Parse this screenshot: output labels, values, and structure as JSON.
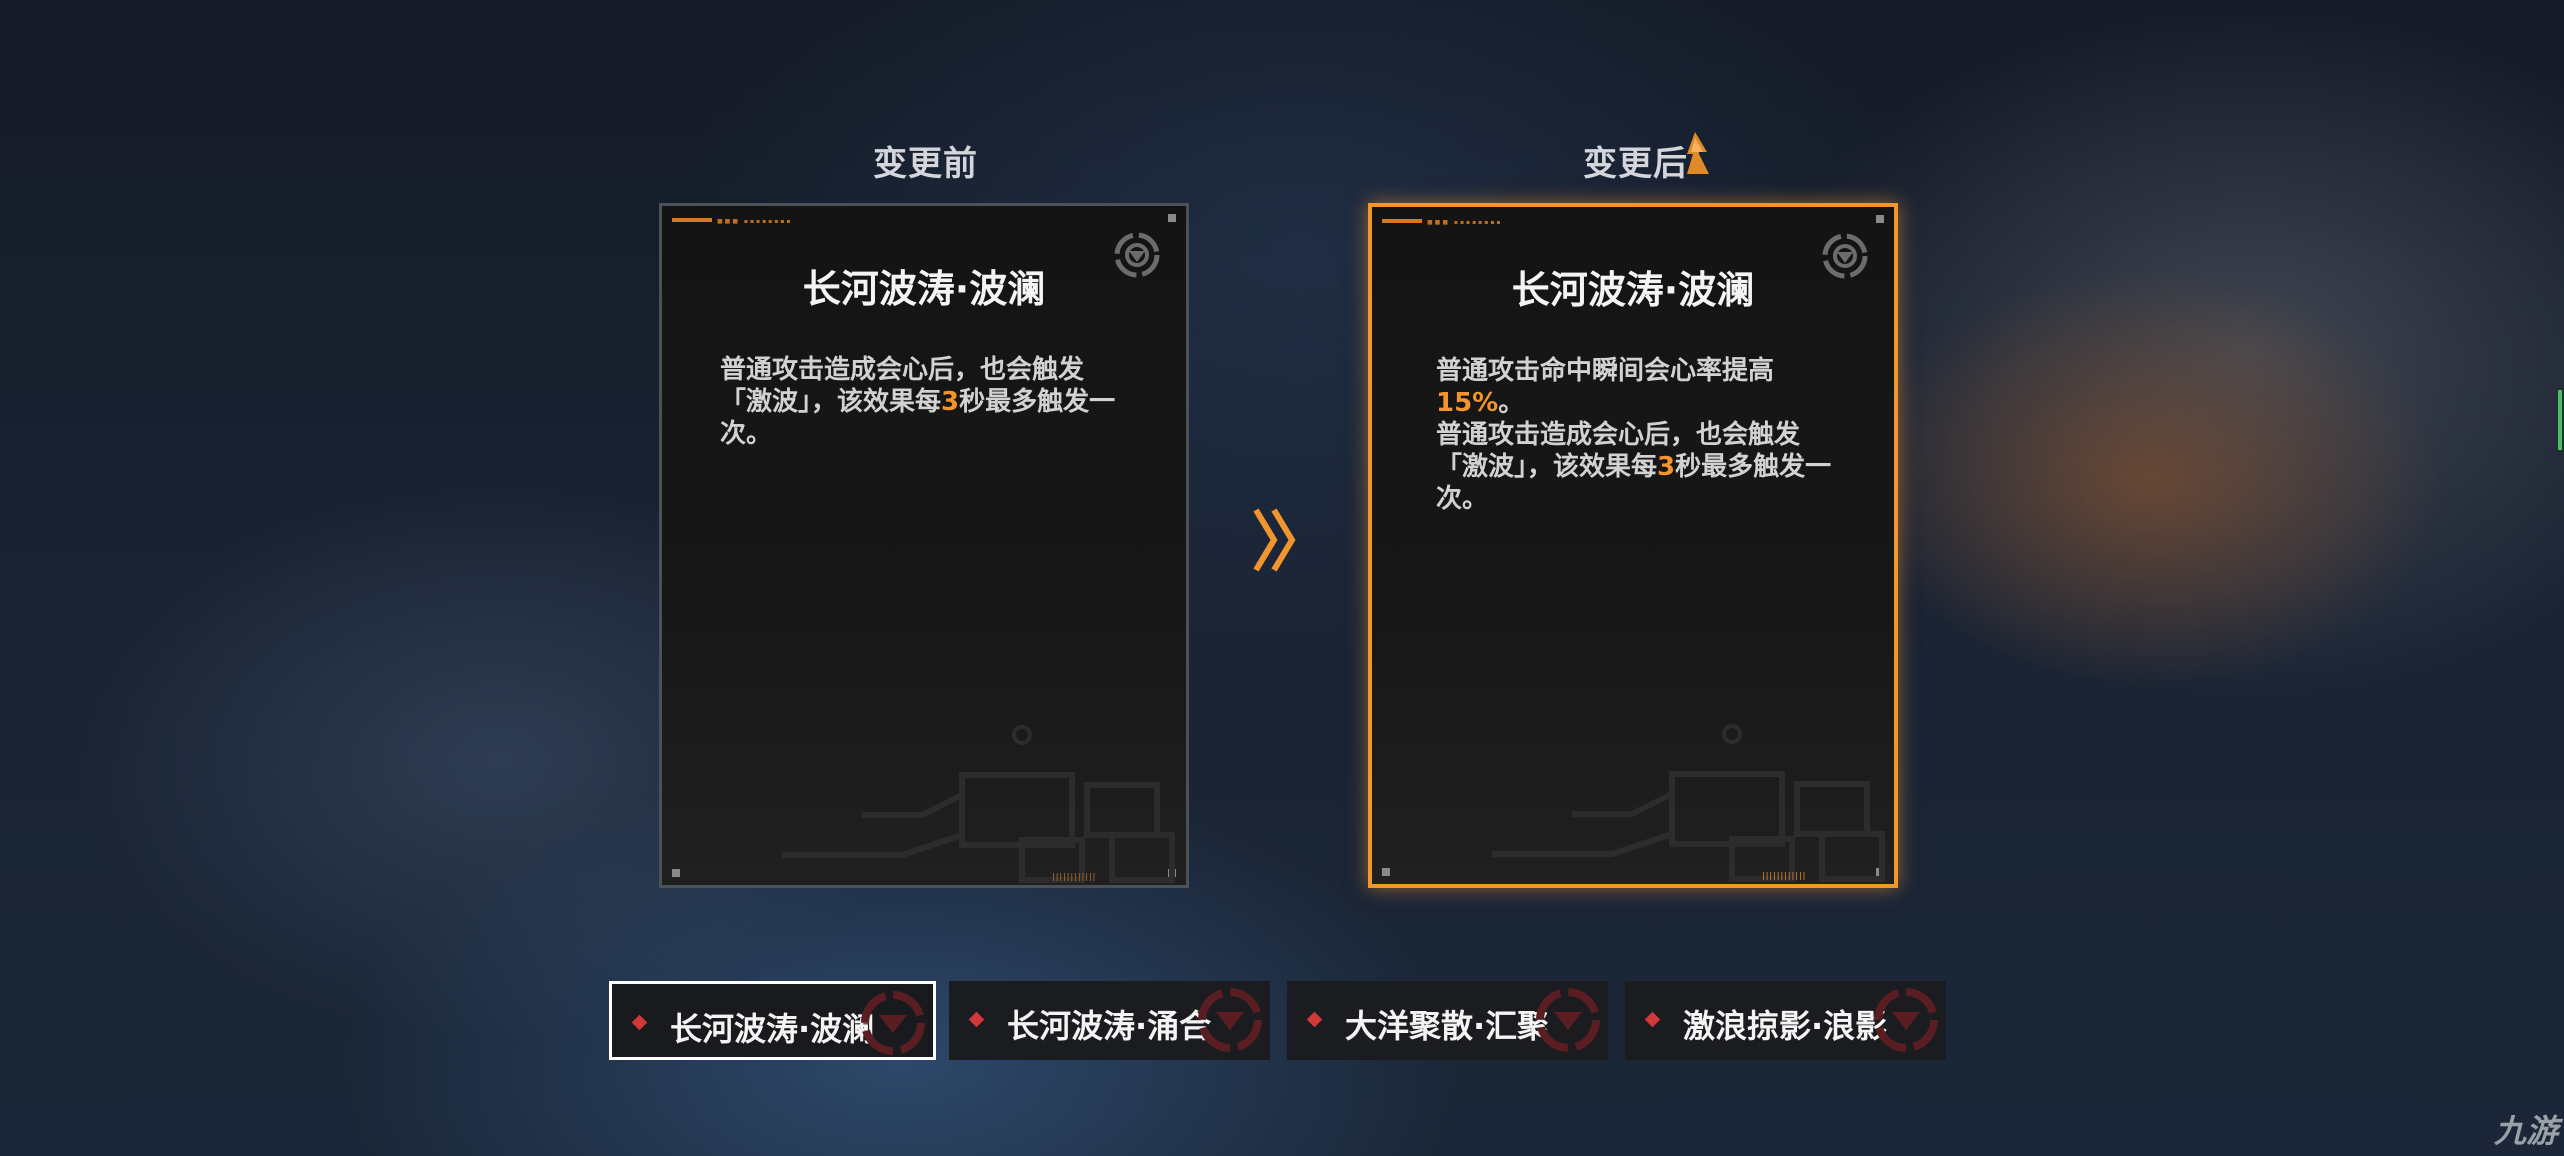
{
  "compare": {
    "before_label": "变更前",
    "after_label": "变更后"
  },
  "cards": {
    "before": {
      "title": "长河波涛·波澜",
      "desc_1": "普通攻击造成会心后，也会触发「激波」，该效果每",
      "desc_num": "3",
      "desc_2": "秒最多触发一次。"
    },
    "after": {
      "title": "长河波涛·波澜",
      "desc_a1": "普通攻击命中瞬间会心率提高",
      "desc_a_num": "15%",
      "desc_a2": "。",
      "desc_b1": "普通攻击造成会心后，也会触发「激波」，该效果每",
      "desc_b_num": "3",
      "desc_b2": "秒最多触发一次。"
    }
  },
  "tabs": [
    {
      "label": "长河波涛·波澜",
      "active": true
    },
    {
      "label": "长河波涛·涌合",
      "active": false
    },
    {
      "label": "大洋聚散·汇聚",
      "active": false
    },
    {
      "label": "激浪掠影·浪影",
      "active": false
    }
  ],
  "icons": {
    "arrow": "double-chevron-right-icon",
    "emblem": "emblem-icon",
    "upgrade": "upgrade-arrow-icon",
    "tab_marker": "diamond-icon"
  },
  "colors": {
    "accent": "#f2962e",
    "highlight_number": "#f3952b",
    "tab_marker": "#d0383a"
  },
  "watermark": "九游"
}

· · · · ·

Written task:
Select the lines from the entries that include the word "也会触发".

Exercise answer:
      "desc_1": "普通攻击造成会心后，也会触发「激波」，该效果每",
      "desc_b1": "普通攻击造成会心后，也会触发「激波」，该效果每",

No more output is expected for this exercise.